==== EXTRACT TO READ ====

# US$2 Billion Put options betting market crash



## 123enen (25 August 2007)

This is a little (way) over my head but I thought you guys might enjoy it!!


http://z10.invisionfree.com/Loose_Change_Forum/ar/t14413.htm

BILLIONS IN PUT OPTIONS PURCHASED BETTING THAT THE MARKET WILL CRASH BY 9-21 

Posted By: RayelansMailbag 
Date: Friday, 24 August 2007, 6:34 p.m. You can see why banks are running scared...they know the bottom can fall out at any moment. I'd suggest keeping minimal deposits in banks and holding on to cash. 

ANOTHER HUGE SALE OF OPTION CONTRACTS 

Date: Fri, 24 Aug 2007 19:43:25 GMT 

Good Morning Everyone, 

OTHER THAN THE EXPECTED FINANCIAL ANNOUNCEMENTS, ANYBODY HAVE A CLUE 
AS TO WHAT THESE 'INVESTORS' ARE EXPECTING? 

**************************************************************** 

THEY DID IT AGAIN. . . . ANOTHER HUGE SALE OF OPTION CONTRACTS ON $4.5 
BILLION WORTH OF STOCKS BETTING THE MARKET WILL LOSE 30%-50% OF ITS 
VALUE IN FOUR WEEKS! 

THIS SALE ON THE SPY.X AND THE ONE FROM YESTERDAY ON THE SPY.Y 
(MENTIONED TWO STORIES BELOW) ARE BEING REFERRED-TO BY FOLKS IN THE 
MARKET AS "BIN LADEN TRADES" BECAUSE ONLY AN ACT OF TERRORISM AKIN TO 
9-11 (WITHIN THE NEXT FOUR WEEKS) COULD MAKE THESE OPTIONS VALUABLE. 

There are 65,000 contracts @ $750.00 for the SPX 700 calls for open 
interest. That controls 6.5 million shares at $750 = $4.5 Billion. Not a 
single trade. But quite a bit of $$ on a contract that is 700 points 
away from current value. No one would buy that deep "in the money" 
calls. No reason to. So if they were sold looks like someone betting on 
massive dislocation. Lots of very strange option activity that I haven't 
seen before. 

The entity or individual offering these sales can only make money if the 
market drops 30%-50% within the next four weeks. If the market does not 
drop, the entity or individual involved stands to lose over $1 billion 
just for engaging in these contracts! 

Clearly, someone knows something big is going to happen BEFORE the options expire on Sept. 21.

==== STORED ROWS ====

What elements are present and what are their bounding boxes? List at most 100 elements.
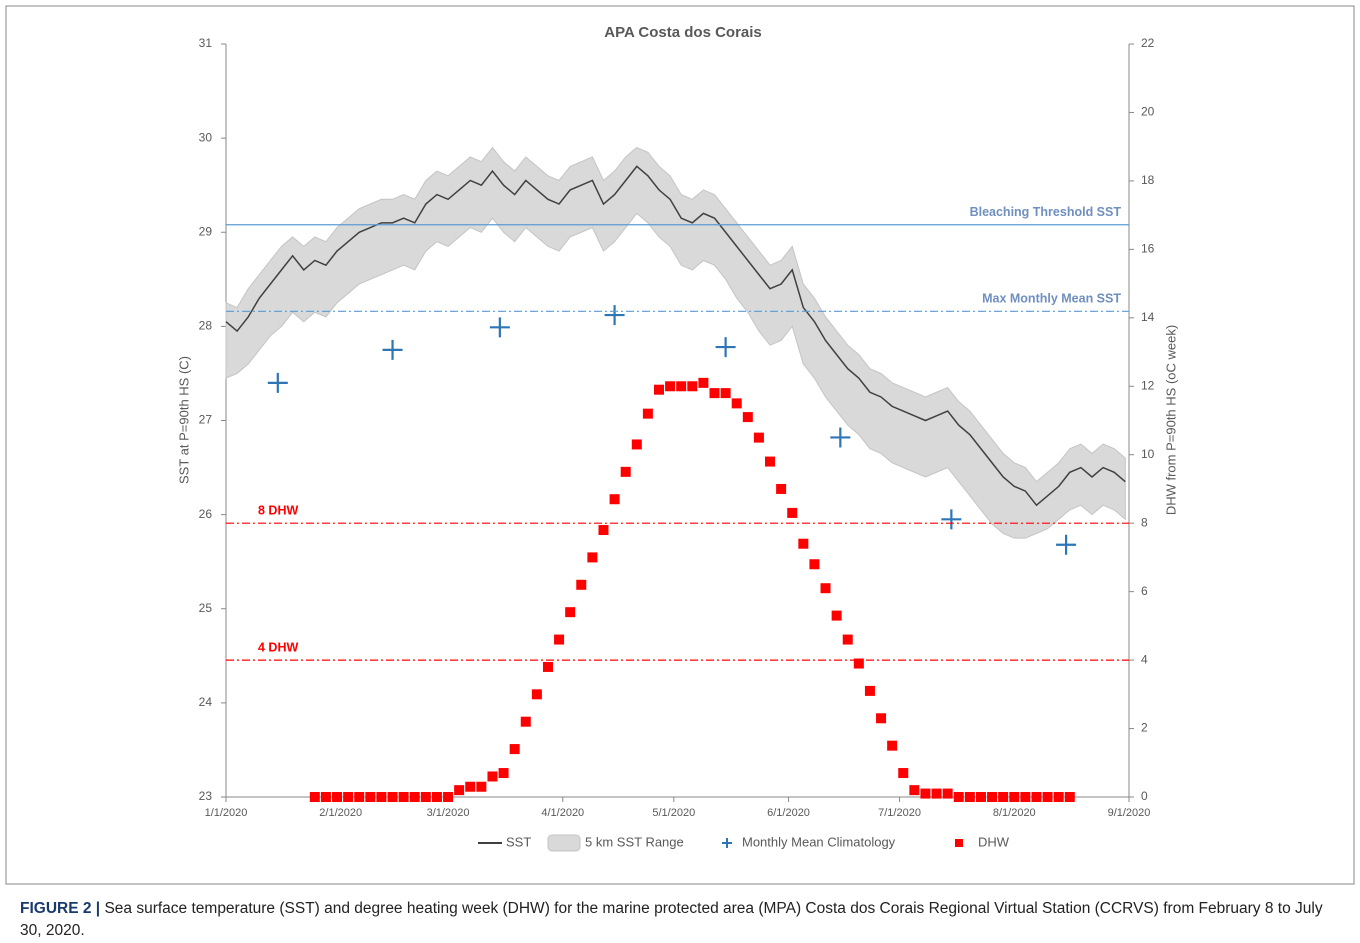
dhw-marker bbox=[720, 388, 731, 399]
dhw-marker bbox=[576, 579, 587, 590]
y2-tick-label: 12 bbox=[1141, 378, 1155, 392]
dhw-marker bbox=[787, 507, 798, 518]
dhw-marker bbox=[920, 788, 931, 799]
y2-axis-label: DHW from P=90th HS (oC week) bbox=[1163, 325, 1178, 515]
y2-tick-label: 18 bbox=[1141, 173, 1155, 187]
dhw-marker bbox=[565, 607, 576, 618]
dhw-marker bbox=[1053, 792, 1064, 802]
dhw-marker bbox=[776, 483, 787, 494]
dhw-marker bbox=[387, 792, 398, 802]
climatology-marker bbox=[830, 427, 851, 448]
legend-label: 5 km SST Range bbox=[585, 834, 684, 849]
y-tick-label: 26 bbox=[199, 507, 213, 521]
y-axis-label: SST at P=90th HS (C) bbox=[176, 356, 191, 484]
dhw-marker bbox=[398, 792, 409, 802]
y-tick-label: 23 bbox=[199, 789, 213, 803]
dhw-marker bbox=[709, 388, 720, 399]
dhw-marker bbox=[931, 788, 942, 799]
dhw-marker bbox=[1020, 792, 1031, 802]
y2-tick-label: 10 bbox=[1141, 447, 1155, 461]
climatology-marker bbox=[489, 317, 510, 338]
dhw-marker bbox=[853, 658, 864, 669]
y2-tick-label: 8 bbox=[1141, 515, 1148, 529]
x-tick-label: 3/1/2020 bbox=[427, 807, 470, 819]
dhw-marker bbox=[687, 381, 698, 392]
dhw-marker bbox=[753, 432, 764, 443]
dhw-marker bbox=[487, 771, 498, 782]
x-tick-label: 4/1/2020 bbox=[541, 807, 584, 819]
dhw-marker bbox=[343, 792, 354, 802]
reference-label: Max Monthly Mean SST bbox=[982, 292, 1121, 306]
dhw-marker bbox=[320, 792, 331, 802]
dhw-marker bbox=[953, 792, 964, 802]
dhw-marker bbox=[831, 610, 842, 621]
y2-tick-label: 16 bbox=[1141, 242, 1155, 256]
dhw-marker bbox=[365, 792, 376, 802]
dhw-marker bbox=[420, 792, 431, 802]
dhw-marker bbox=[409, 792, 420, 802]
y-tick-label: 28 bbox=[199, 319, 213, 333]
x-tick-label: 8/1/2020 bbox=[993, 807, 1036, 819]
dhw-marker bbox=[798, 538, 809, 549]
x-tick-label: 7/1/2020 bbox=[878, 807, 921, 819]
dhw-marker bbox=[309, 792, 320, 802]
dhw-marker bbox=[642, 408, 653, 419]
y-tick-label: 25 bbox=[199, 601, 213, 615]
reference-label: 8 DHW bbox=[258, 503, 298, 517]
dhw-marker bbox=[542, 661, 553, 672]
legend-swatch bbox=[955, 839, 963, 847]
dhw-marker bbox=[809, 559, 820, 570]
dhw-marker bbox=[653, 384, 664, 395]
x-tick-label: 5/1/2020 bbox=[652, 807, 695, 819]
dhw-marker bbox=[942, 788, 953, 799]
dhw-marker bbox=[1064, 792, 1075, 802]
legend-label: SST bbox=[506, 834, 531, 849]
legend-swatch bbox=[547, 834, 581, 852]
dhw-marker bbox=[631, 439, 642, 450]
y2-tick-label: 2 bbox=[1141, 721, 1148, 735]
climatology-marker bbox=[1056, 534, 1077, 555]
dhw-marker bbox=[987, 792, 998, 802]
reference-label: 4 DHW bbox=[258, 640, 298, 654]
caption-label: FIGURE 2 | bbox=[20, 900, 101, 917]
y-tick-label: 30 bbox=[199, 130, 213, 144]
dhw-marker bbox=[909, 785, 920, 796]
y-tick-label: 31 bbox=[199, 36, 213, 50]
legend-label: Monthly Mean Climatology bbox=[742, 834, 896, 849]
dhw-marker bbox=[665, 381, 676, 392]
dhw-marker bbox=[509, 744, 520, 755]
y2-tick-label: 6 bbox=[1141, 584, 1148, 598]
climatology-marker bbox=[941, 509, 962, 530]
frame bbox=[5, 5, 1355, 885]
chart-title: APA Costa dos Corais bbox=[604, 24, 762, 41]
legend-label: DHW bbox=[978, 834, 1010, 849]
chart: APA Costa dos Corais SST at P=90th HS (C… bbox=[5, 5, 1355, 885]
dhw-marker bbox=[898, 768, 909, 779]
dhw-marker bbox=[554, 634, 565, 645]
dhw-marker bbox=[531, 689, 542, 700]
x-tick-label: 2/1/2020 bbox=[319, 807, 362, 819]
dhw-marker bbox=[975, 792, 986, 802]
dhw-marker bbox=[964, 792, 975, 802]
dhw-marker bbox=[731, 398, 742, 409]
y-tick-label: 29 bbox=[199, 224, 213, 238]
dhw-marker bbox=[842, 634, 853, 645]
y2-tick-label: 20 bbox=[1141, 105, 1155, 119]
dhw-marker bbox=[820, 583, 831, 594]
dhw-marker bbox=[1031, 792, 1042, 802]
dhw-marker bbox=[476, 781, 487, 792]
dhw-marker bbox=[1042, 792, 1053, 802]
dhw-marker bbox=[587, 552, 598, 563]
y-tick-label: 27 bbox=[199, 413, 213, 427]
x-tick-label: 1/1/2020 bbox=[205, 807, 248, 819]
x-tick-label: 6/1/2020 bbox=[767, 807, 810, 819]
dhw-marker bbox=[609, 494, 620, 505]
dhw-marker bbox=[620, 466, 631, 477]
dhw-marker bbox=[864, 685, 875, 696]
dhw-marker bbox=[876, 713, 887, 724]
y2-tick-label: 22 bbox=[1141, 36, 1155, 50]
dhw-marker bbox=[598, 525, 609, 536]
dhw-marker bbox=[765, 456, 776, 467]
dhw-marker bbox=[1009, 792, 1020, 802]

====

#### REQUIRED TASKS
1) Reproduce the passage of the put options thread that starts with the words containing "calls. No reason" and ends with "seen before.".
2) Carry on the forum thread about the put options bets, beginning right after its final sentence.

#### RESULTS FOR THE EXERCISE
1)
calls. No reason to. So if they were sold looks like someone betting on 
massive dislocation. Lots of very strange option activity that I haven't 
seen before.

2)
THEORIES: 
The following theories are being discussed widely within the stock and 
options markets today regarding the enormous and very unusual activity 
reported above and two stories below. Those theories are: 

1) A massive terrorist attack is going to take place before Sept. 21 to 
tank the markets, OR; 
2) China, reeling over losing $10 Billion in bad loans to the sub-prime 
mortgage collapse presently taking place, is going to dump US currency 
and tank all of Capitalism with a Communist financial revolution. 

Either scenario is bad and the clock is ticking. The drop-dead date of 
these contracts is September 21. Whatever is going to happen MUST take 
place between now and then or the folks involved in these contracts will 
lose over $1 billion for having engaged in this activity. 

------------- 

"$1.78 Billion Bet that Stock Markets will crash by third week in September 
Anonymous Stock Trader Sells 10K Contracts on EVERY S&P/Y "Strike"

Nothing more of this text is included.